What to produce » Reproduce the passage in the text below on handling trauma consultants, from "Here are some" up to and including "the next day.", with every word and punctuation mark unchanged.

Document excerpt »
Consultants provide very important services to trauma patients in the ED and inpatient settings. The trauma professionals managing those patients can’t know everything (although we sometimes think we do). But occasionally our patients present issues that require evaluation by other experts in order to guarantee excellent care.
Sometimes our consultants want to do too much, or make recommendations that are not really in their area of expertise (e.g. a cardiologist evaluating a cardiac contusion). See the related post link below for tips on this situation.
But sometimes you know what the patient needs, but the consultant doesn’t agree or doesn’t do what you expect. Or they don’t want to come in when called. What to do?
Here are some tips:
The patient is in the ED and the consultant won’t come in to see the patient.
- Are they right? Does that problem really need to be dealt with in the ED in the middle of the night? Many simple fractures and wounds do not need immediate attention. They can be dressed/splinted, the patient reassured, and instructed to see the consultant in the clinic the next day.
- Is your knowledge of current management of the condition correct? Perhaps it has evolved, and it is now commonplace to temporize and deal with the problem as an outpatient during business hours. Make sure you are up on the current literature.
The patient is in the ED and the consultant won’t come in to see the patient, and you are sure that they should! Now what?
- Call them personally (not a resident, midlevel provider, or any other intermediary) and clearly and concisely explain the situation, and your assessment of why the problem needs their immediate attention.
- Listen to or elicit their rationale for not seeing the patient. If legitimate, this may help educate you and modify your future management of similar patients. If the rationale is not legitimate, inform them (tactfully) that this is at odds with your education/training/experience with other providers. Ask them to further explain, if they can.
If they still won’t come in despite what you think is a legitimate need, then you must calculate a quick risk:benefit ratio. Will any patient harm occur if the consultant does not see the patient? And what is the professional damage that you will incur if you move on to the next steps. If you believe that harm will occur, here are your options, from least to most damaging to your professional status at the hospital:
- Contact another consultant in the same or overlapping specialty (if there is one). Apologize for the fact that you know they are not on call, and explain the situation.

Supplied data »
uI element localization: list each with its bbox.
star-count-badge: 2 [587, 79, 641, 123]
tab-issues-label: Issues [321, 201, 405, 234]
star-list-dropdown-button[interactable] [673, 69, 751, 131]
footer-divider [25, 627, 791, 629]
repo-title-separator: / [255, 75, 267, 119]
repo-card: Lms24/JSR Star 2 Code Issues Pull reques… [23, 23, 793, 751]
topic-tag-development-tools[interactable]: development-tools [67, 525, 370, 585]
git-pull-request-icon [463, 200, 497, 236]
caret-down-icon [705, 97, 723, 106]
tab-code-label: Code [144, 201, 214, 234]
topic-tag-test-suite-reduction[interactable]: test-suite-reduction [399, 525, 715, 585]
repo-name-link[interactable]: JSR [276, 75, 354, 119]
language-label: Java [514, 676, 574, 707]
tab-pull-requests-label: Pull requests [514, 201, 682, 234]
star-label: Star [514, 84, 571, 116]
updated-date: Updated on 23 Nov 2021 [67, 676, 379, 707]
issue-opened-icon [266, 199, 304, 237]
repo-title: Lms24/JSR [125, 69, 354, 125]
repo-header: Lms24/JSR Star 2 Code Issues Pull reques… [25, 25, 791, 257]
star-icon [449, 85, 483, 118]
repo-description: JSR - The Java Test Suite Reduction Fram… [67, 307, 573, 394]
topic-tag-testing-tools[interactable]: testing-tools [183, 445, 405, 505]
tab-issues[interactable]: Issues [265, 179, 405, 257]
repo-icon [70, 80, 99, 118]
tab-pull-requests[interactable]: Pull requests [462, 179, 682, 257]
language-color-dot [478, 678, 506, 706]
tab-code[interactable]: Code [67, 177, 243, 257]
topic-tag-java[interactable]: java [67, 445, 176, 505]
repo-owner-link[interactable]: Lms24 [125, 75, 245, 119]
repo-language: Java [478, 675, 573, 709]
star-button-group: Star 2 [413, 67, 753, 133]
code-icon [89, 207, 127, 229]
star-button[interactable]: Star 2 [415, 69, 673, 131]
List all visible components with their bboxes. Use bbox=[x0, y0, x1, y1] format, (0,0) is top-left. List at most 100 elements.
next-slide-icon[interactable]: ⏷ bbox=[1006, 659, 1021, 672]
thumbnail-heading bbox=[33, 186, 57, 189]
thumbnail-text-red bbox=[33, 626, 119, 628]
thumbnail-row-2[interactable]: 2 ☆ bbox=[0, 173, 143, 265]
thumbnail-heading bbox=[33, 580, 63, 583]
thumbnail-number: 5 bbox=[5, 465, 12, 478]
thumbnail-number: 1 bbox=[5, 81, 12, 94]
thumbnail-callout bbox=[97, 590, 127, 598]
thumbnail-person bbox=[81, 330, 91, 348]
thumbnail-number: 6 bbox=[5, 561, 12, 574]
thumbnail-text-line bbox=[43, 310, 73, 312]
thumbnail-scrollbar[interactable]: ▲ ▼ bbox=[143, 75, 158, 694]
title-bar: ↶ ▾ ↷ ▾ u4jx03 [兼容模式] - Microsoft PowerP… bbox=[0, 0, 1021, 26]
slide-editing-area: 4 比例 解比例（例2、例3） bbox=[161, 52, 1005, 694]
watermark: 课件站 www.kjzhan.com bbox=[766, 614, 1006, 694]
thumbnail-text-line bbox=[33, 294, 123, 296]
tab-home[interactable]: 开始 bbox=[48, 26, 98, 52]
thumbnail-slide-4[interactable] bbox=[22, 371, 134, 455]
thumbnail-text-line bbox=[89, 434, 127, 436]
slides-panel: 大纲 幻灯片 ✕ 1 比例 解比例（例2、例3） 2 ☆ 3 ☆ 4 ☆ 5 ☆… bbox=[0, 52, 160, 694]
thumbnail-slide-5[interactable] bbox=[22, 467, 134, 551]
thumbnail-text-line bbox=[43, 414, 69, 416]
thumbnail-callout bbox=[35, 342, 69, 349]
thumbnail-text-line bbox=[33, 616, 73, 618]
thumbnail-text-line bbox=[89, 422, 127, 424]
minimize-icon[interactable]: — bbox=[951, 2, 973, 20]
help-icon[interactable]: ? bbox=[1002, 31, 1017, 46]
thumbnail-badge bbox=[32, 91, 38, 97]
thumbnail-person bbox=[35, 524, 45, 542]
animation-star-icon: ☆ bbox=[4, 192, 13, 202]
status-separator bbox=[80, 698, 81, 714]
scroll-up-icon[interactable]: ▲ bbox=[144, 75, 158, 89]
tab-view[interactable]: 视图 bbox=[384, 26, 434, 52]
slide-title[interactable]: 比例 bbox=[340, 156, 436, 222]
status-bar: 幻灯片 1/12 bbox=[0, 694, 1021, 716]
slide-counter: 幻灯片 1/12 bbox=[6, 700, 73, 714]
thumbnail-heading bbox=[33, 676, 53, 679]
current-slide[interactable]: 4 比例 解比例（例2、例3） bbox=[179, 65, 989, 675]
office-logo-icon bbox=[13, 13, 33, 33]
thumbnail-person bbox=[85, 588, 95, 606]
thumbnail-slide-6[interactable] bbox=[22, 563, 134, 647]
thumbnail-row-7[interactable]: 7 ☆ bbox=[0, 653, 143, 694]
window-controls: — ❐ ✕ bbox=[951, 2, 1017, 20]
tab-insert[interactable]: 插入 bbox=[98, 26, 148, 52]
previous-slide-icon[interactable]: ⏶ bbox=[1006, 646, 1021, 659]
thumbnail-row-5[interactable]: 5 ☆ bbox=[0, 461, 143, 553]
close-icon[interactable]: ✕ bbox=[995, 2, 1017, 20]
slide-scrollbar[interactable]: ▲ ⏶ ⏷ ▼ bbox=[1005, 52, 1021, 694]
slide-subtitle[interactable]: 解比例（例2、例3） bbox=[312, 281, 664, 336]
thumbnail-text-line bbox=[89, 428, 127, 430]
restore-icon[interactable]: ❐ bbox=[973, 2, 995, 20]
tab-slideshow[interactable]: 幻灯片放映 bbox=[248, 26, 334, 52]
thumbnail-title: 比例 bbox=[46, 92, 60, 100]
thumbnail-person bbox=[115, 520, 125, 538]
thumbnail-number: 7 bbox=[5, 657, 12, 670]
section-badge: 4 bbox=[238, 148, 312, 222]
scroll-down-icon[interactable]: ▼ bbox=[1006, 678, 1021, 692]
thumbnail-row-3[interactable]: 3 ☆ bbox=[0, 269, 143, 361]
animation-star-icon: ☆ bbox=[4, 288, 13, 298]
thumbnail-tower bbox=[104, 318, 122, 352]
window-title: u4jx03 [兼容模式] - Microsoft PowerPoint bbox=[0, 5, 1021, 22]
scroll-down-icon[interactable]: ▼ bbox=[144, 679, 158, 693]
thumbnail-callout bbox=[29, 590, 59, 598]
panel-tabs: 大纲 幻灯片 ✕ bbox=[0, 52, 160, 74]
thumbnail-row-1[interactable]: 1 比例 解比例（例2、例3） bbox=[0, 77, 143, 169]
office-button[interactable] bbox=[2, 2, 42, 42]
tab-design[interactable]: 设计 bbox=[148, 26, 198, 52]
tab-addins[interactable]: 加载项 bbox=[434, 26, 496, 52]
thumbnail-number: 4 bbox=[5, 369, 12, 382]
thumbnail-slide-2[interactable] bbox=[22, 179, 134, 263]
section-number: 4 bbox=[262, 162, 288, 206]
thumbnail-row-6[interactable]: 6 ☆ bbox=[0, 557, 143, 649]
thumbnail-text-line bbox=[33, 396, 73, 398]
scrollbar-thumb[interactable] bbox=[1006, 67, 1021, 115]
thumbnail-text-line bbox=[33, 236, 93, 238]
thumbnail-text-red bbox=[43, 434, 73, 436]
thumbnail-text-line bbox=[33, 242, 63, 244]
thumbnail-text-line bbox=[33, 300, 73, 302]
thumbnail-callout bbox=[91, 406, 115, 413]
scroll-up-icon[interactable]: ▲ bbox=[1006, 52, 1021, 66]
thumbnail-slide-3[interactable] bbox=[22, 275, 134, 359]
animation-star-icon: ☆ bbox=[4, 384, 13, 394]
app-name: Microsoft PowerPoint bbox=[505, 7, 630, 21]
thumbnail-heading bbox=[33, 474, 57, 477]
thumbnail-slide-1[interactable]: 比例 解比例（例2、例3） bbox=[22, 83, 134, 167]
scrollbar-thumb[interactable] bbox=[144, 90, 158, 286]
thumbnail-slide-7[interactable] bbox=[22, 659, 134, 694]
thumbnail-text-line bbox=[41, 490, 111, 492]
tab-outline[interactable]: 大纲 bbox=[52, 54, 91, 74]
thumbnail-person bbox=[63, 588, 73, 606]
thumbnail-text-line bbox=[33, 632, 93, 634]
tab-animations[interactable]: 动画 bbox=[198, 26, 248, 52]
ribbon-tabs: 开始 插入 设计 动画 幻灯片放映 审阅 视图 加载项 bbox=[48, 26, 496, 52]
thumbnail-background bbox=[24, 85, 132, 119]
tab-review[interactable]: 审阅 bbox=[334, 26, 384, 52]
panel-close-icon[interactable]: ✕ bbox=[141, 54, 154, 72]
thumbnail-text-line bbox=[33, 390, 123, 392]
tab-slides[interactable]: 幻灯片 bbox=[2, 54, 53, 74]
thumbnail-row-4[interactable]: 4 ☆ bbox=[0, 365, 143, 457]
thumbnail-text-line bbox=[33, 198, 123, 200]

Problem solution »
Here are some tips:
The patient is in the ED and the consultant won’t come in to see the patient.
- Are they right? Does that problem really need to be dealt with in the ED in the middle of the night? Many simple fractures and wounds do not need immediate attention. They can be dressed/splinted, the patient reassured, and instructed to see the consultant in the clinic the next day.